═══ Exercise data ═══

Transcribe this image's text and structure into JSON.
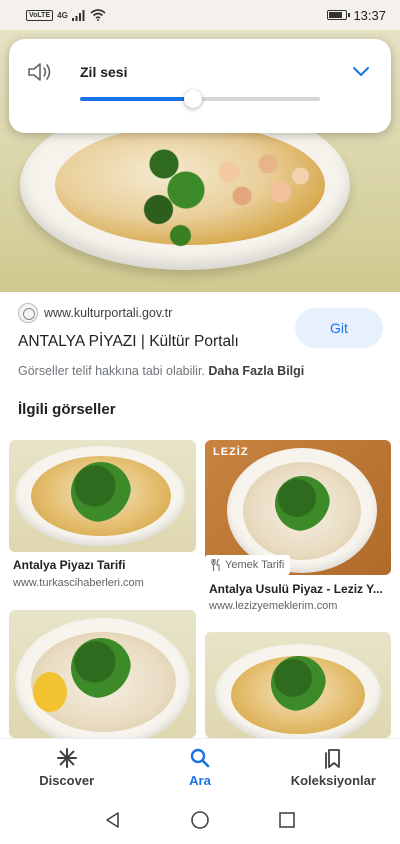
{
  "status_bar": {
    "network": "4G",
    "volte": "VoLTE",
    "time": "13:37"
  },
  "volume_panel": {
    "label": "Zil sesi",
    "level_fraction": 0.47
  },
  "result": {
    "site_url": "www.kulturportali.gov.tr",
    "title": "ANTALYA PİYAZI | Kültür Portalı",
    "copyright_text": "Görseller telif hakkına tabi olabilir.",
    "more_info": "Daha Fazla Bilgi",
    "visit_button": "Git"
  },
  "related": {
    "heading": "İlgili görseller",
    "items": [
      {
        "title": "Antalya Piyazı Tarifi",
        "url": "www.turkascihaberleri.com"
      },
      {
        "title": "Antalya Usulü Piyaz - Leziz Y...",
        "url": "www.lezizyemeklerim.com",
        "badge": "Yemek Tarifi",
        "logo": "LEZİZ"
      }
    ]
  },
  "bottom_nav": {
    "items": [
      {
        "label": "Discover",
        "icon": "asterisk-icon"
      },
      {
        "label": "Ara",
        "icon": "search-icon",
        "active": true
      },
      {
        "label": "Koleksiyonlar",
        "icon": "bookmarks-icon"
      }
    ]
  },
  "colors": {
    "accent": "#1a73e8",
    "button_bg": "#e7f0fd"
  }
}
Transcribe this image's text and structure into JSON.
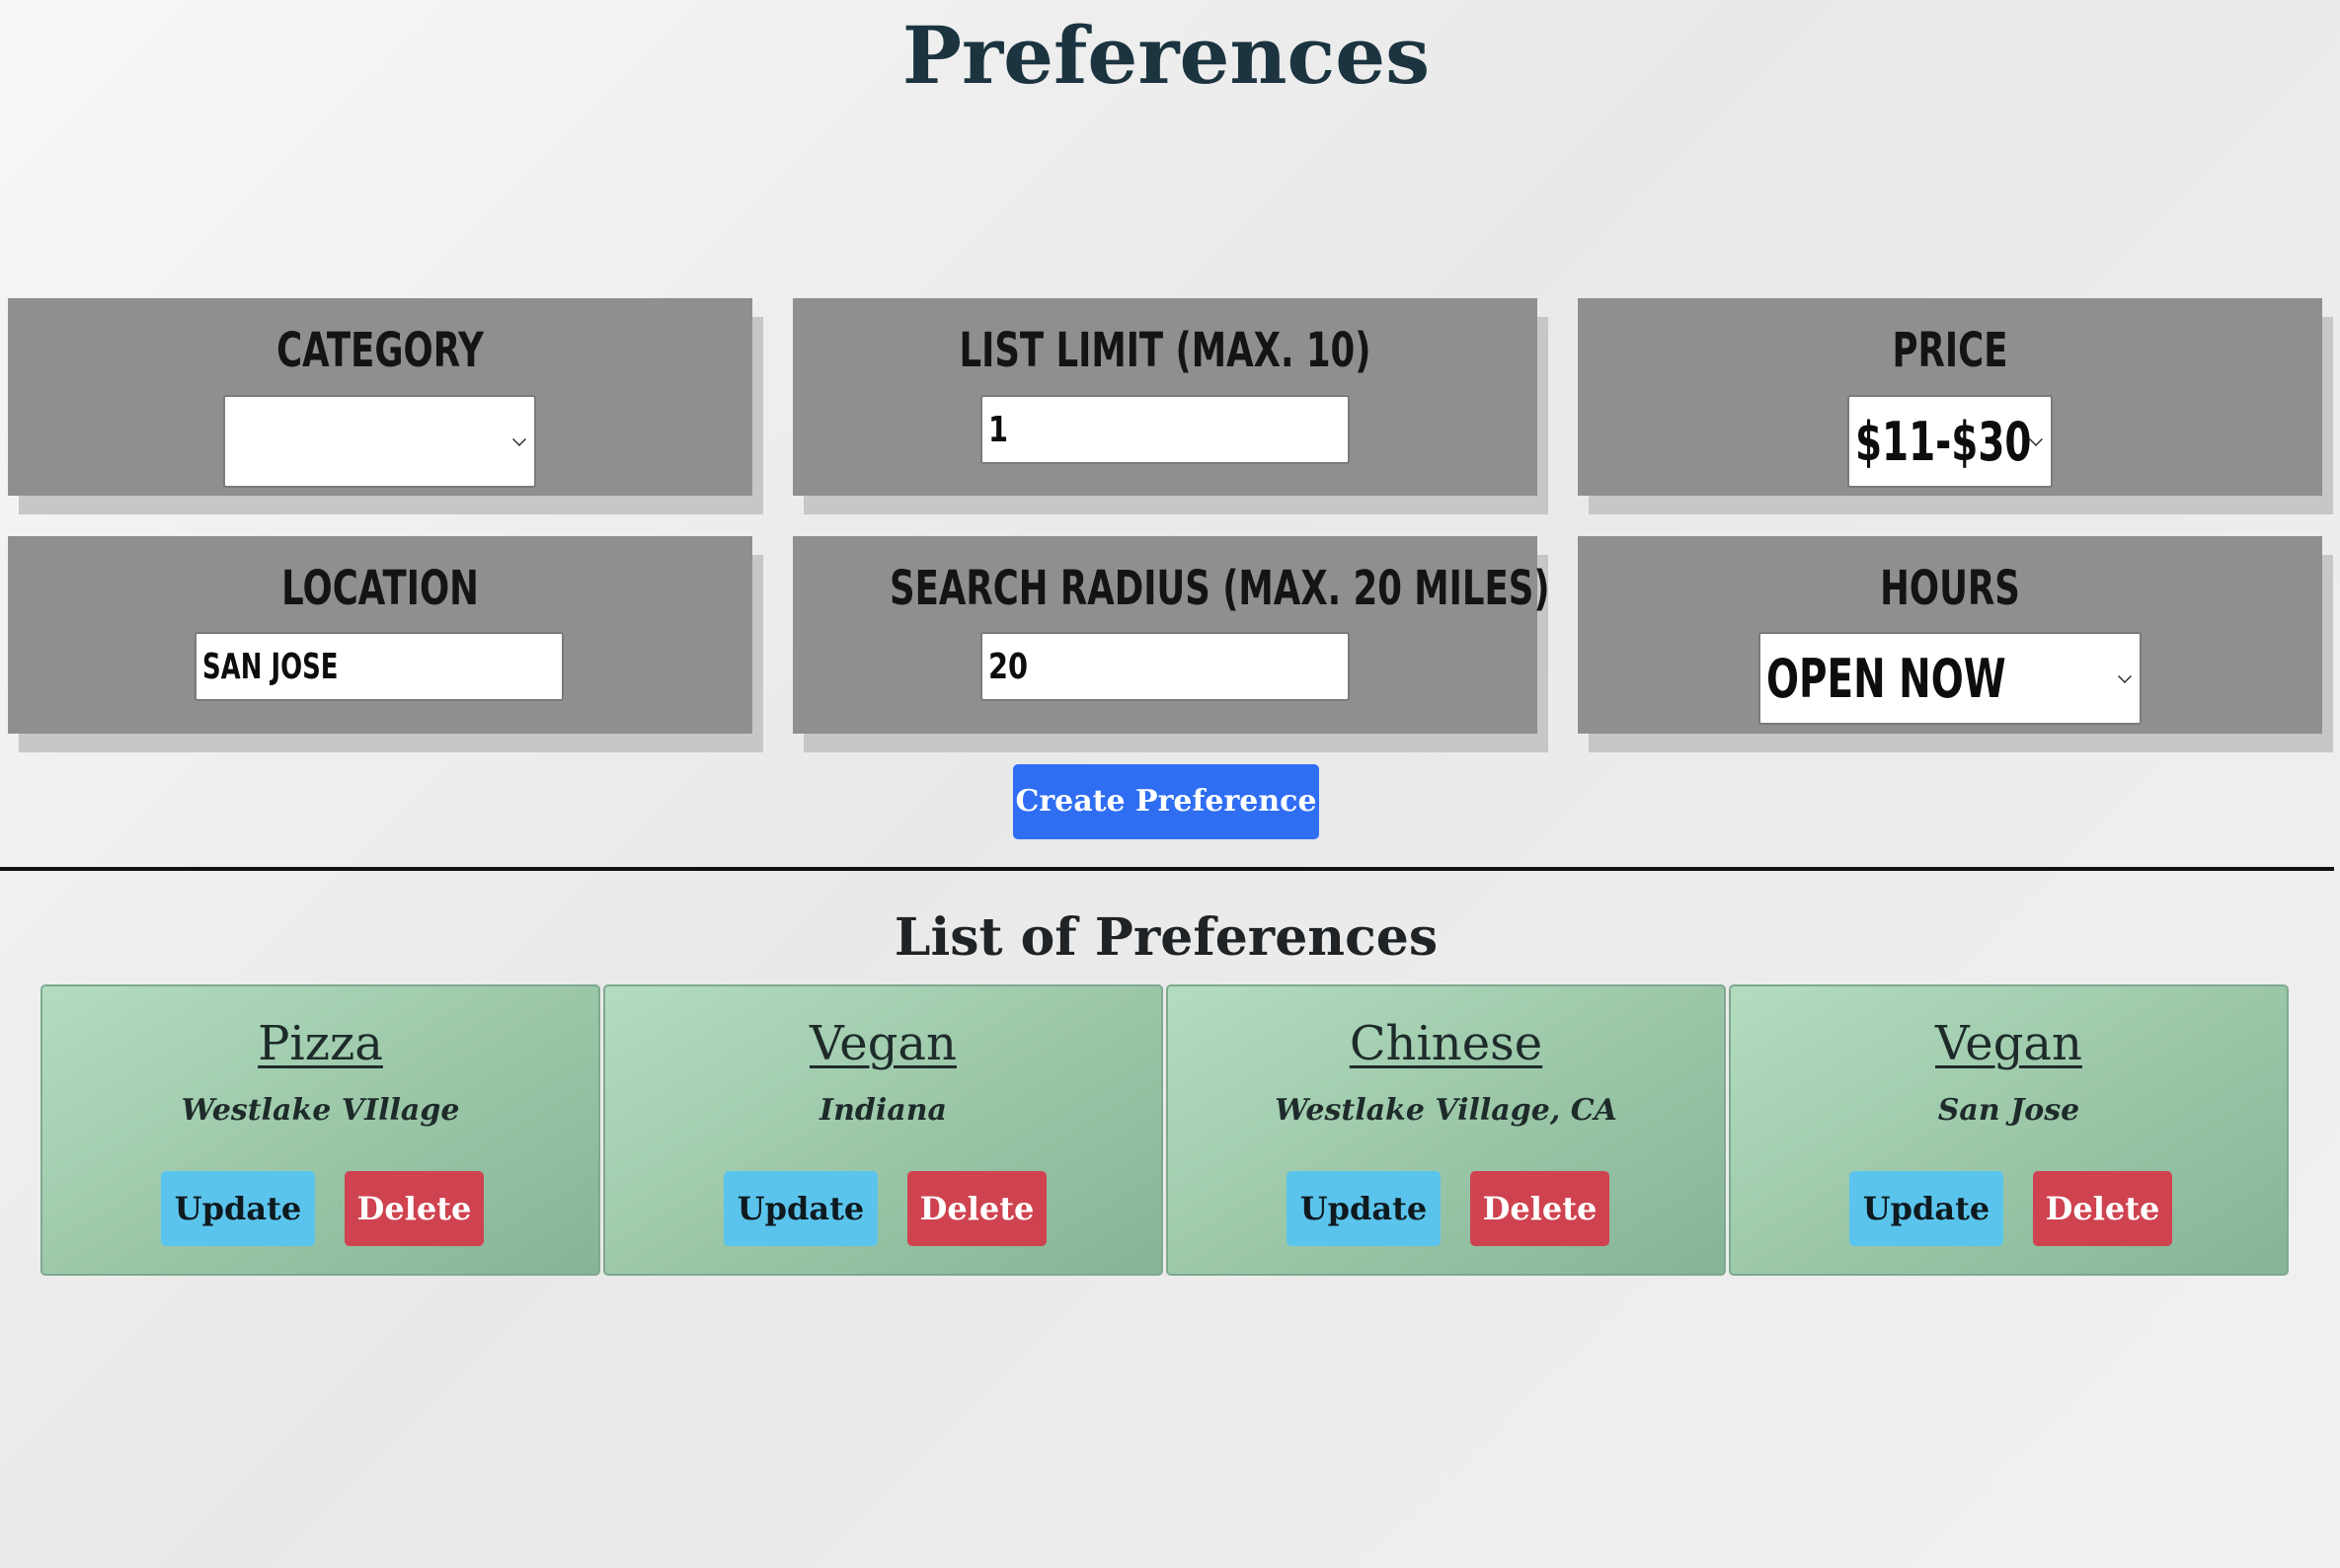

═══

= Task statement =
Isolate each line of the listing above that includes "Tarifi". Copy it.

= Exercise response =
        "title": "Antalya Piyazı Tarifi",
        "badge": "Yemek Tarifi",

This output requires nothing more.